**WORK TO COMPLETE**
Tally the lines holding the string "Сыроежковые" and reply with that number alone.

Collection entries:
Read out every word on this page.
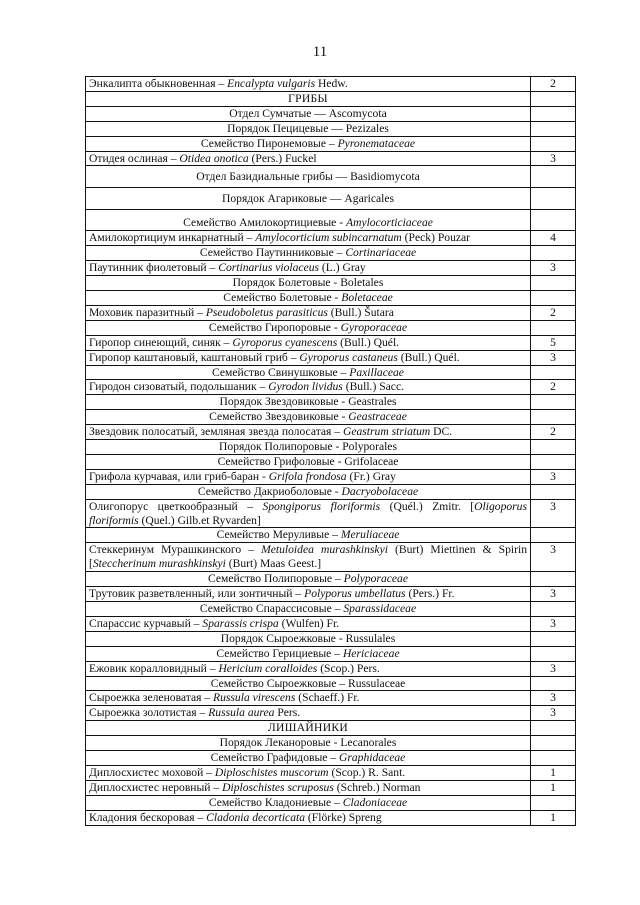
11
Энкалипта обыкновенная – Encalypta vulgaris Hedw.	2
ГРИБЫ	
Отдел Сумчатые — Ascomycota	
Порядок Пецицевые — Pezizales	
Семейство Пиронемовые – Pyronemataceae	
Отидея ослиная – Otidea onotica (Pers.) Fuckel	3
Отдел Базидиальные грибы — Basidiomycota	
Порядок Агариковые — Agaricales	
Семейство Амилокортициевые - Amylocorticiaceae	
Амилокортициум инкарнатный – Amylocorticium subincarnatum (Peck) Pouzar	4
Семейство Паутинниковые – Cortinariaceae	
Паутинник фиолетовый – Cortinarius violaceus (L.) Gray	3
Порядок Болетовые - Boletales	
Семейство Болетовые - Boletaceae	
Моховик паразитный – Pseudoboletus parasiticus (Bull.) Šutara	2
Семейство Гиропоровые - Gyroporaceae	
Гиропор синеющий, синяк – Gyroporus cyanescens (Bull.) Quél.	5
Гиропор каштановый, каштановый гриб – Gyroporus castaneus (Bull.) Quél.	3
Семейство Свинушковые – Paxillaceae	
Гиродон сизоватый, подольшаник – Gyrodon lividus (Bull.) Sacc.	2
Порядок Звездовиковые - Geastrales	
Семейство Звездовиковые - Geastraceae	
Звездовик полосатый, земляная звезда полосатая – Geastrum striatum DC.	2
Порядок Полипоровые - Polyporales	
Семейство Грифоловые - Grifolaceae	
Грифола курчавая, или гриб-баран - Grifola frondosa (Fr.) Gray	3
Семейство Дакриоболовые - Dacryobolaceae	
Олигопорус цветкообразный – Spongiporus floriformis (Quél.) Zmitr. [Oligoporus floriformis (Quel.) Gilb.et Ryvarden]	3
Семейство Меруливые – Meruliaceae	
Стеккеринум Мурашкинского – Metuloidea murashkinskyi (Burt) Miettinen & Spirin [Steccherinum murashkinskyi (Burt) Maas Geest.]	3
Семейство Полипоровые – Polyporaceae	
Трутовик разветвленный, или зонтичный – Polyporus umbellatus (Pers.) Fr.	3
Семейство Спарассисовые – Sparassidaceae	
Спарассис курчавый – Sparassis crispa (Wulfen) Fr.	3
Порядок Сыроежковые - Russulales	
Семейство Герициевые – Hericiaceae	
Ежовик коралловидный – Hericium coralloides (Scop.) Pers.	3
Семейство Сыроежковые – Russulaceae	
Сыроежка зеленоватая – Russula virescens (Schaeff.) Fr.	3
Сыроежка золотистая – Russula aurea Pers.	3
ЛИШАЙНИКИ	
Порядок Леканоровые - Lecanorales	
Семейство Графидовые – Graphidaceae	
Диплосхистес моховой – Diploschistes muscorum (Scop.) R. Sant.	1
Диплосхистес неровный – Diploschistes scruposus (Schreb.) Norman	1
Семейство Кладониевые – Cladoniaceae	
Кладония бескоровая – Cladonia decorticata (Flörke) Spreng	1
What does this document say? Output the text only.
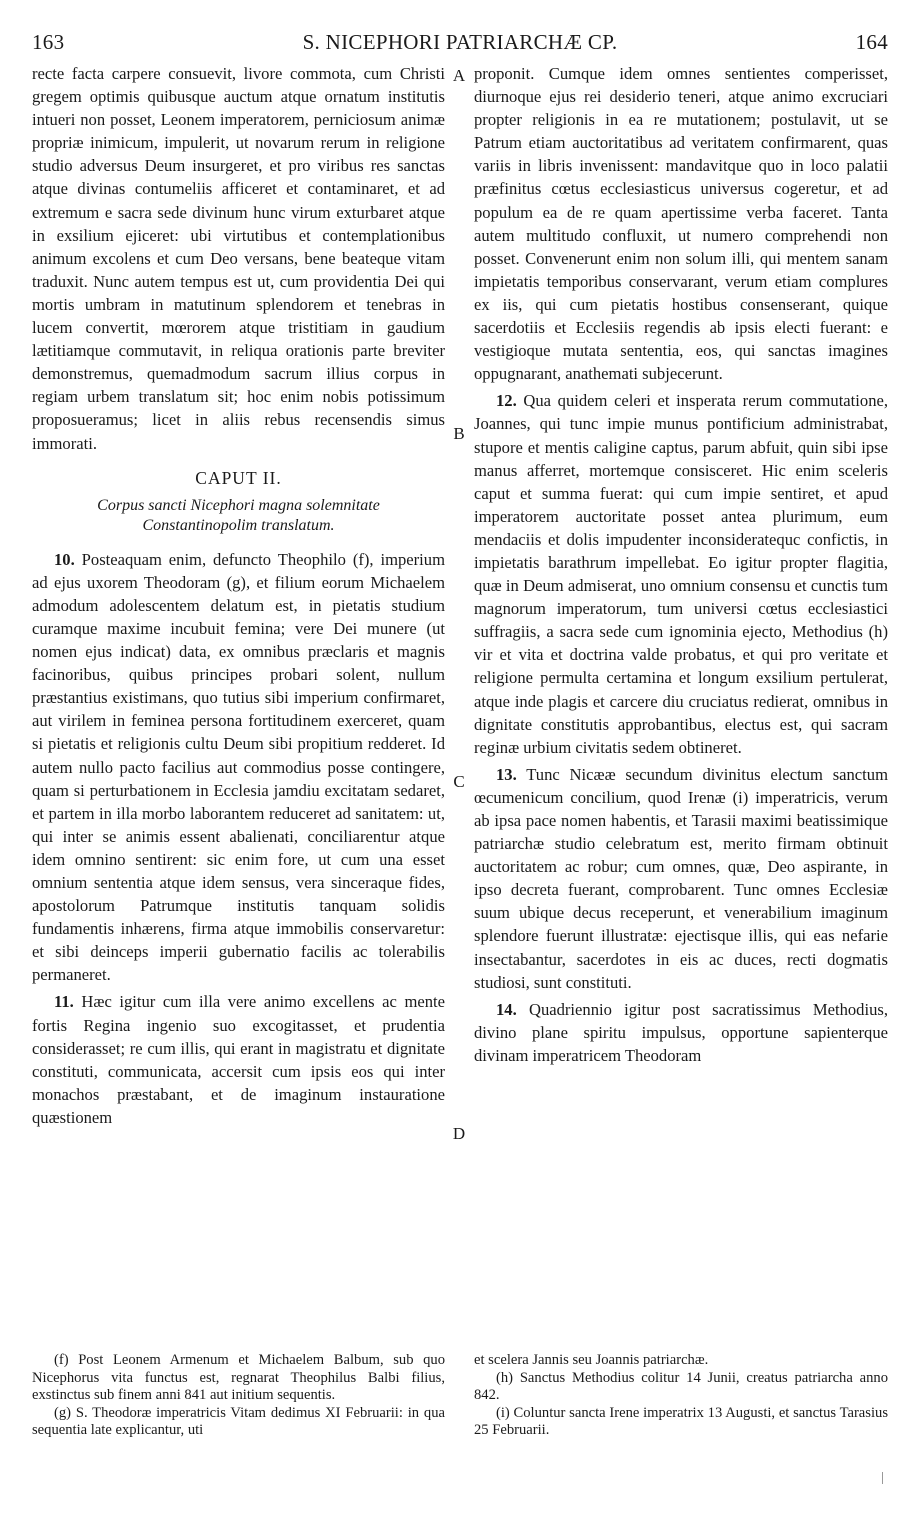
163	S. NICEPHORI PATRIARCHÆ CP.	164
A
B
C
D

recte facta carpere consuevit, livore commota, cum Christi gregem optimis quibusque auctum atque ornatum institutis intueri non posset, Leonem imperatorem, perniciosum animæ propriæ inimicum, impulerit, ut novarum rerum in religione studio adversus Deum insurgeret, et pro viribus res sanctas atque divinas contumeliis afficeret et contaminaret, et ad extremum e sacra sede divinum hunc virum exturbaret atque in exsilium ejiceret: ubi virtutibus et contemplationibus animum excolens et cum Deo versans, bene beateque vitam traduxit. Nunc autem tempus est ut, cum providentia Dei qui mortis umbram in matutinum splendorem et tenebras in lucem convertit, mœrorem atque tristitiam in gaudium lætitiamque commutavit, in reliqua orationis parte breviter demonstremus, quemadmodum sacrum illius corpus in regiam urbem translatum sit; hoc enim nobis potissimum proposueramus; licet in aliis rebus recensendis simus immorati.

CAPUT II.
Corpus sancti Nicephori magna solemnitate Constantinopolim translatum.

10. Posteaquam enim, defuncto Theophilo (f), imperium ad ejus uxorem Theodoram (g), et filium eorum Michaelem admodum adolescentem delatum est, in pietatis studium curamque maxime incubuit femina; vere Dei munere (ut nomen ejus indicat) data, ex omnibus præclaris et magnis facinoribus, quibus principes probari solent, nullum præstantius existimans, quo tutius sibi imperium confirmaret, aut virilem in feminea persona fortitudinem exerceret, quam si pietatis et religionis cultu Deum sibi propitium redderet. Id autem nullo pacto facilius aut commodius posse contingere, quam si perturbationem in Ecclesia jamdiu excitatam sedaret, et partem in illa morbo laborantem reduceret ad sanitatem: ut, qui inter se animis essent abalienati, conciliarentur atque idem omnino sentirent: sic enim fore, ut cum una esset omnium sententia atque idem sensus, vera sinceraque fides, apostolorum Patrumque institutis tanquam solidis fundamentis inhærens, firma atque immobilis conservaretur: et sibi deinceps imperii gubernatio facilis ac tolerabilis permaneret.

11. Hæc igitur cum illa vere animo excellens ac mente fortis Regina ingenio suo excogitasset, et prudentia considerasset; re cum illis, qui erant in magistratu et dignitate constituti, communicata, accersit cum ipsis eos qui inter monachos præstabant, et de imaginum instauratione quæstionem

proponit. Cumque idem omnes sentientes comperisset, diurnoque ejus rei desiderio teneri, atque animo excruciari propter religionis in ea re mutationem; postulavit, ut se Patrum etiam auctoritatibus ad veritatem confirmarent, quas variis in libris invenissent: mandavitque quo in loco palatii præfinitus cœtus ecclesiasticus universus cogeretur, et ad populum ea de re quam apertissime verba faceret. Tanta autem multitudo confluxit, ut numero comprehendi non posset. Convenerunt enim non solum illi, qui mentem sanam impietatis temporibus conservarant, verum etiam complures ex iis, qui cum pietatis hostibus consenserant, quique sacerdotiis et Ecclesiis regendis ab ipsis electi fuerant: e vestigioque mutata sententia, eos, qui sanctas imagines oppugnarant, anathemati subjecerunt.

12. Qua quidem celeri et insperata rerum commutatione, Joannes, qui tunc impie munus pontificium administrabat, stupore et mentis caligine captus, parum abfuit, quin sibi ipse manus afferret, mortemque consisceret. Hic enim sceleris caput et summa fuerat: qui cum impie sentiret, et apud imperatorem auctoritate posset antea plurimum, eum mendaciis et dolis impudenter inconsideratequc confictis, in impietatis barathrum impellebat. Eo igitur propter flagitia, quæ in Deum admiserat, uno omnium consensu et cunctis tum magnorum imperatorum, tum universi cœtus ecclesiastici suffragiis, a sacra sede cum ignominia ejecto, Methodius (h) vir et vita et doctrina valde probatus, et qui pro veritate et religione permulta certamina et longum exsilium pertulerat, atque inde plagis et carcere diu cruciatus redierat, omnibus in dignitate constitutis approbantibus, electus est, qui sacram reginæ urbium civitatis sedem obtineret.

13. Tunc Nicææ secundum divinitus electum sanctum œcumenicum concilium, quod Irenæ (i) imperatricis, verum ab ipsa pace nomen habentis, et Tarasii maximi beatissimique patriarchæ studio celebratum est, merito firmam obtinuit auctoritatem ac robur; cum omnes, quæ, Deo aspirante, in ipso decreta fuerant, comprobarent. Tunc omnes Ecclesiæ suum ubique decus receperunt, et venerabilium imaginum splendore fuerunt illustratæ: ejectisque illis, qui eas nefarie insectabantur, sacerdotes in eis ac duces, recti dogmatis studiosi, sunt constituti.

14. Quadriennio igitur post sacratissimus Methodius, divino plane spiritu impulsus, opportune sapienterque divinam imperatricem Theodoram

(f) Post Leonem Armenum et Michaelem Balbum, sub quo Nicephorus vita functus est, regnarat Theophilus Balbi filius, exstinctus sub finem anni 841 aut initium sequentis.

(g) S. Theodoræ imperatricis Vitam dedimus XI Februarii: in qua sequentia late explicantur, uti

et scelera Jannis seu Joannis patriarchæ.

(h) Sanctus Methodius colitur 14 Junii, creatus patriarcha anno 842.

(i) Coluntur sancta Irene imperatrix 13 Augusti, et sanctus Tarasius 25 Februarii.
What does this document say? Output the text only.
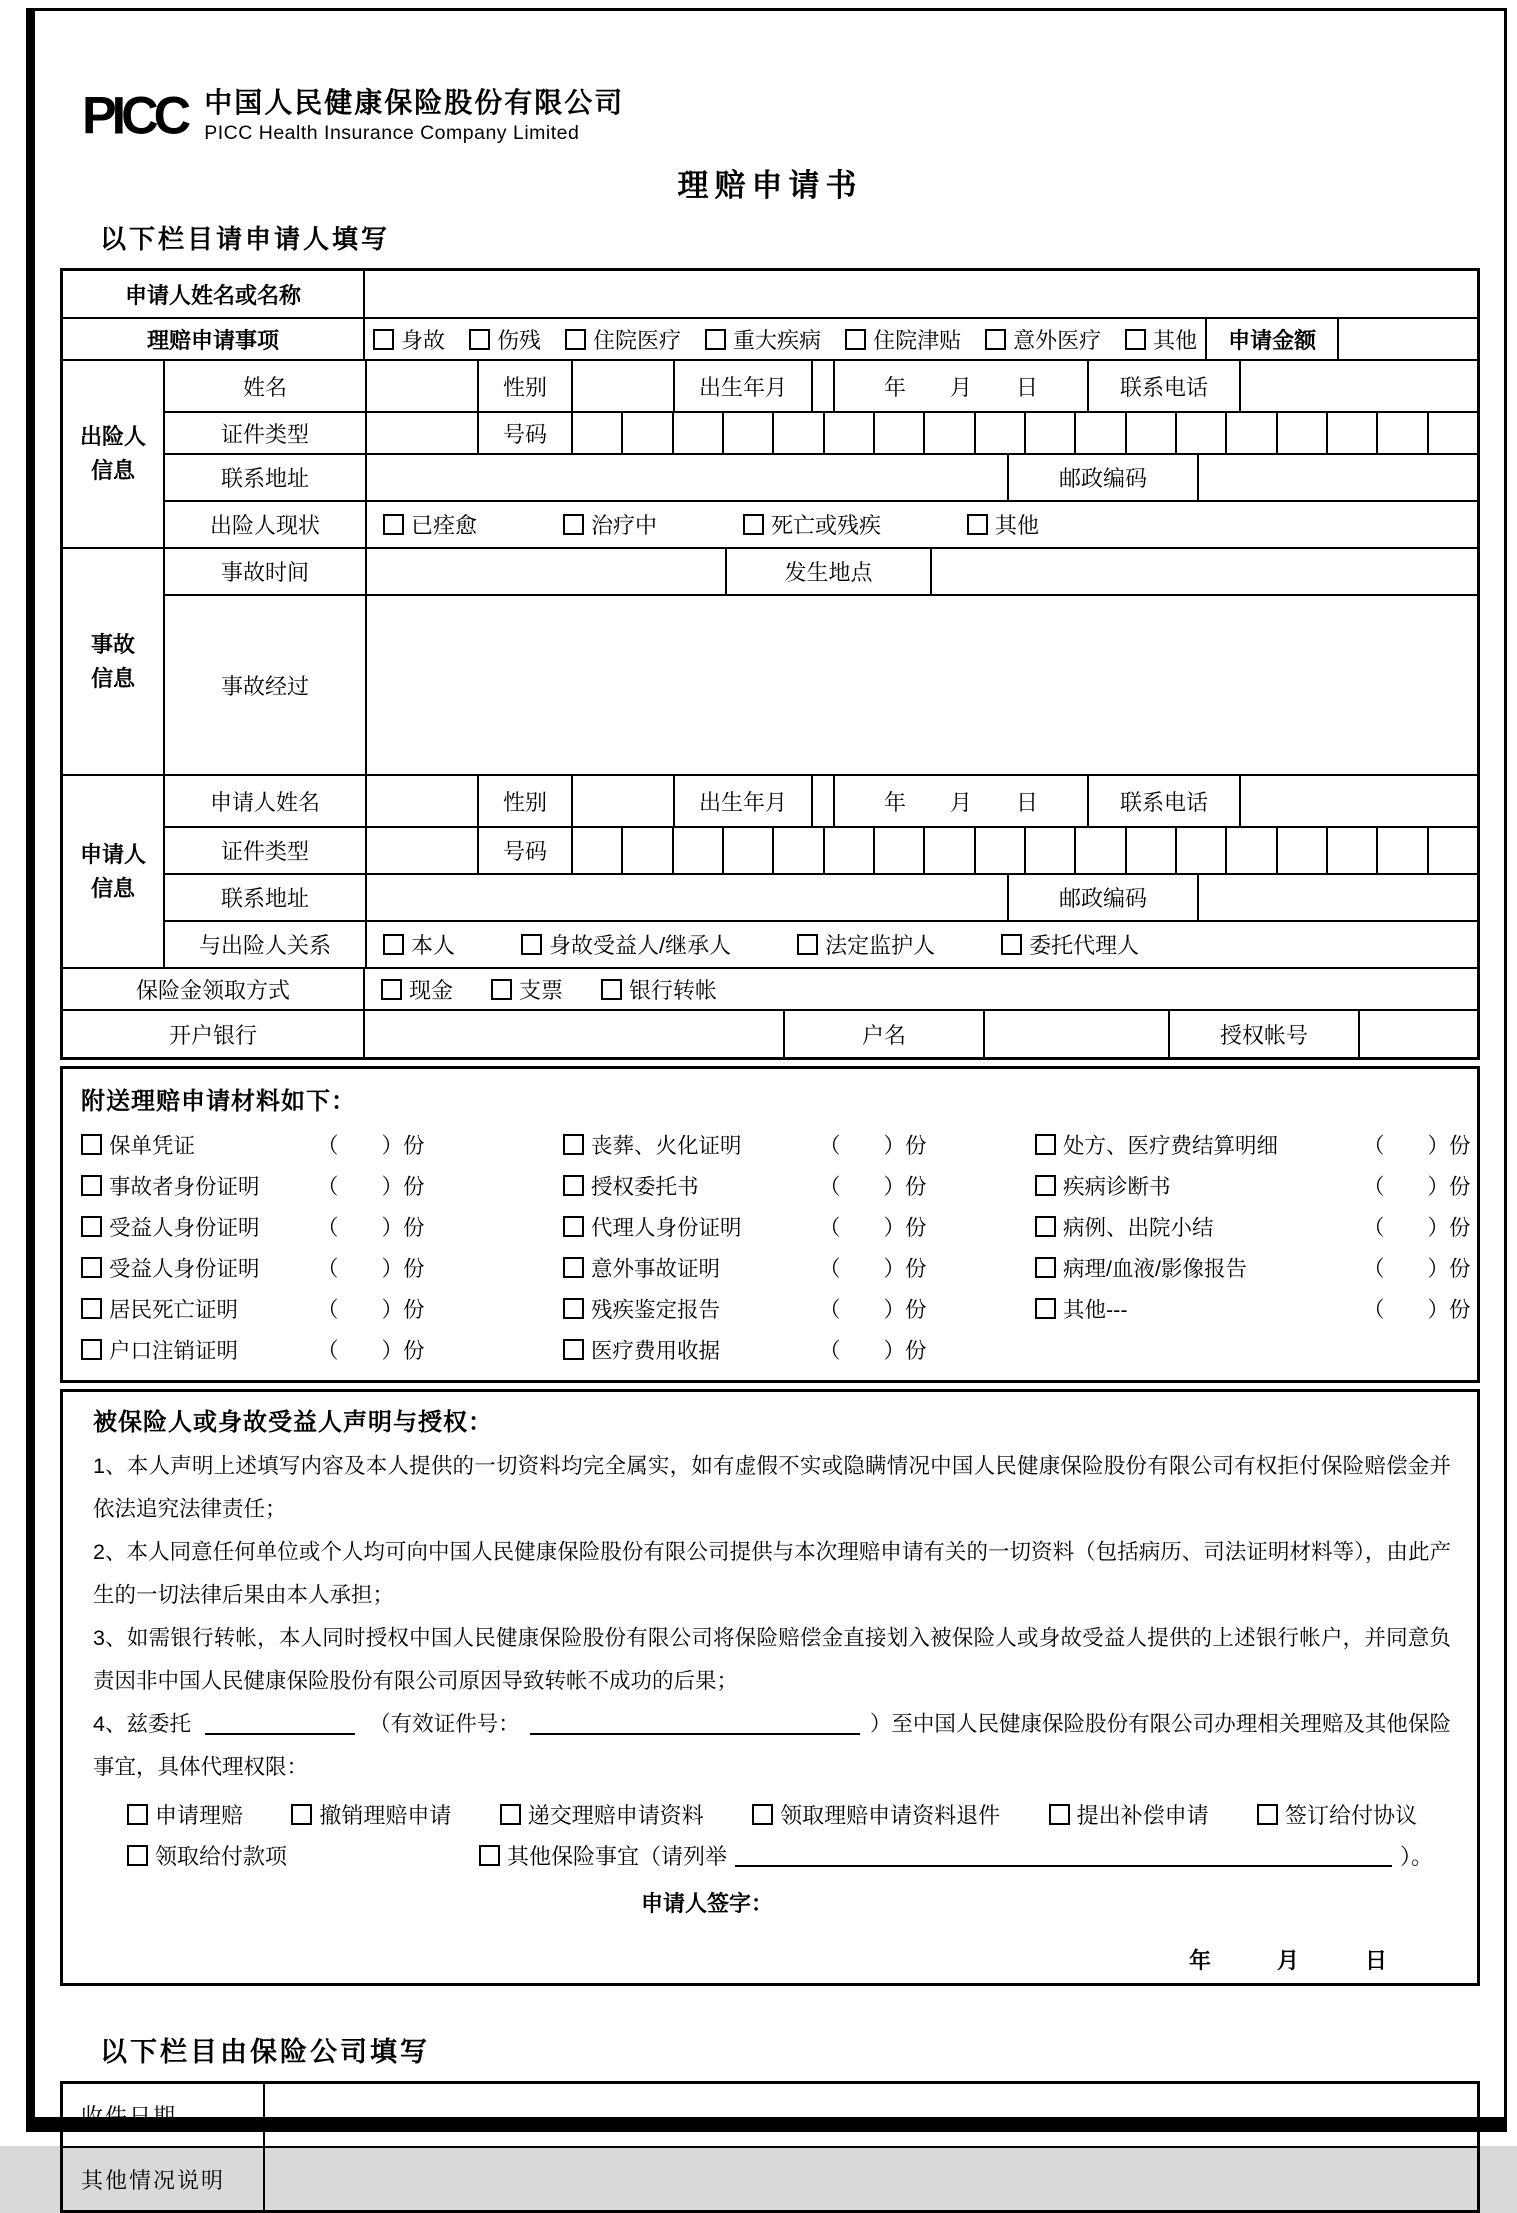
PICC 中国人民健康保险股份有限公司
PICC Health Insurance Company Limited
理赔申请书
以下栏目请申请人填写
申请人姓名或名称
理赔申请事项	身故 伤残 住院医疗 重大疾病 住院津贴 意外医疗 其他	申请金额
出险人
信息
姓名	性别	出生年月	年　　月　　日	联系电话
证件类型	号码
联系地址	邮政编码
出险人现状	已痊愈	治疗中	死亡或残疾	其他
事故
信息
事故时间	发生地点
事故经过
申请人
信息
申请人姓名	性别	出生年月	年　　月　　日	联系电话
证件类型	号码
联系地址	邮政编码
与出险人关系	本人	身故受益人/继承人	法定监护人	委托代理人
保险金领取方式	现金	支票	银行转帐
开户银行	户名	授权帐号
附送理赔申请材料如下：
保单凭证	（　　）份	丧葬、火化证明	（　　）份	处方、医疗费结算明细	（　　）份
事故者身份证明	（　　）份	授权委托书	（　　）份	疾病诊断书	（　　）份
受益人身份证明	（　　）份	代理人身份证明	（　　）份	病例、出院小结	（　　）份
受益人身份证明	（　　）份	意外事故证明	（　　）份	病理/血液/影像报告	（　　）份
居民死亡证明	（　　）份	残疾鉴定报告	（　　）份	其他---	（　　）份
户口注销证明	（　　）份	医疗费用收据	（　　）份
被保险人或身故受益人声明与授权：

1、本人声明上述填写内容及本人提供的一切资料均完全属实，如有虚假不实或隐瞒情况中国人民健康保险股份有限公司有权拒付保险赔偿金并依法追究法律责任；

2、本人同意任何单位或个人均可向中国人民健康保险股份有限公司提供与本次理赔申请有关的一切资料（包括病历、司法证明材料等），由此产生的一切法律后果由本人承担；

3、如需银行转帐，本人同时授权中国人民健康保险股份有限公司将保险赔偿金直接划入被保险人或身故受益人提供的上述银行帐户，并同意负责因非中国人民健康保险股份有限公司原因导致转帐不成功的后果；

4、兹委托	（有效证件号：	）至中国人民健康保险股份有限公司办理相关理赔及其他保险事宜，具体代理权限：

申请理赔	撤销理赔申请	递交理赔申请资料	领取理赔申请资料退件	提出补偿申请	签订给付协议
领取给付款项	其他保险事宜（请列举	）。
申请人签字：
年　　　月　　　日
以下栏目由保险公司填写
收件日期
其他情况说明
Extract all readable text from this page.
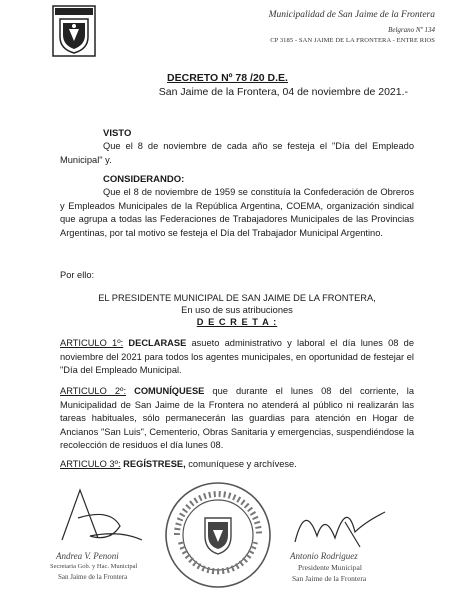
Municipalidad de San Jaime de la Frontera
Belgrano Nº 134
CP 3185 - SAN JAIME DE LA FRONTERA - ENTRE RIOS
DECRETO Nº 78 /20 D.E.
San Jaime de la Frontera, 04 de noviembre de 2021.-
VISTO
Que el 8 de noviembre de cada año se festeja el "Día del Empleado Municipal" y.
CONSIDERANDO:
Que el 8 de noviembre de 1959 se constituía la Confederación de Obreros y Empleados Municipales de la República Argentina, COEMA, organización sindical que agrupa a todas las Federaciones de Trabajadores Municipales de las Provincias Argentinas, por tal motivo se festeja el Día del Trabajador Municipal Argentino.
Por ello:
EL PRESIDENTE MUNICIPAL DE SAN JAIME DE LA FRONTERA,
En uso de sus atribuciones
D E C R E T A :
ARTICULO 1º: DECLARASE asueto administrativo y laboral el día lunes 08 de noviembre del 2021 para todos los agentes municipales, en oportunidad de festejar el "Día del Empleado Municipal.
ARTICULO 2º: COMUNÍQUESE que durante el lunes 08 del corriente, la Municipalidad de San Jaime de la Frontera no atenderá al público ni realizarán las tareas habituales, sólo permanecerán las guardias para atención en Hogar de Ancianos "San Luis", Cementerio, Obras Sanitaria y emergencias, suspendiéndose la recolección de residuos el día lunes 08.
ARTICULO 3º: REGÍSTRESE, comuníquese y archívese.
Andrea V. Penoni
Secretaria Gob. y Hac. Municipal
San Jaime de la Frontera
Antonio Rodriguez
Presidente Municipal
San Jaime de la Frontera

**SOLUTION TO THE EXERCISE**
2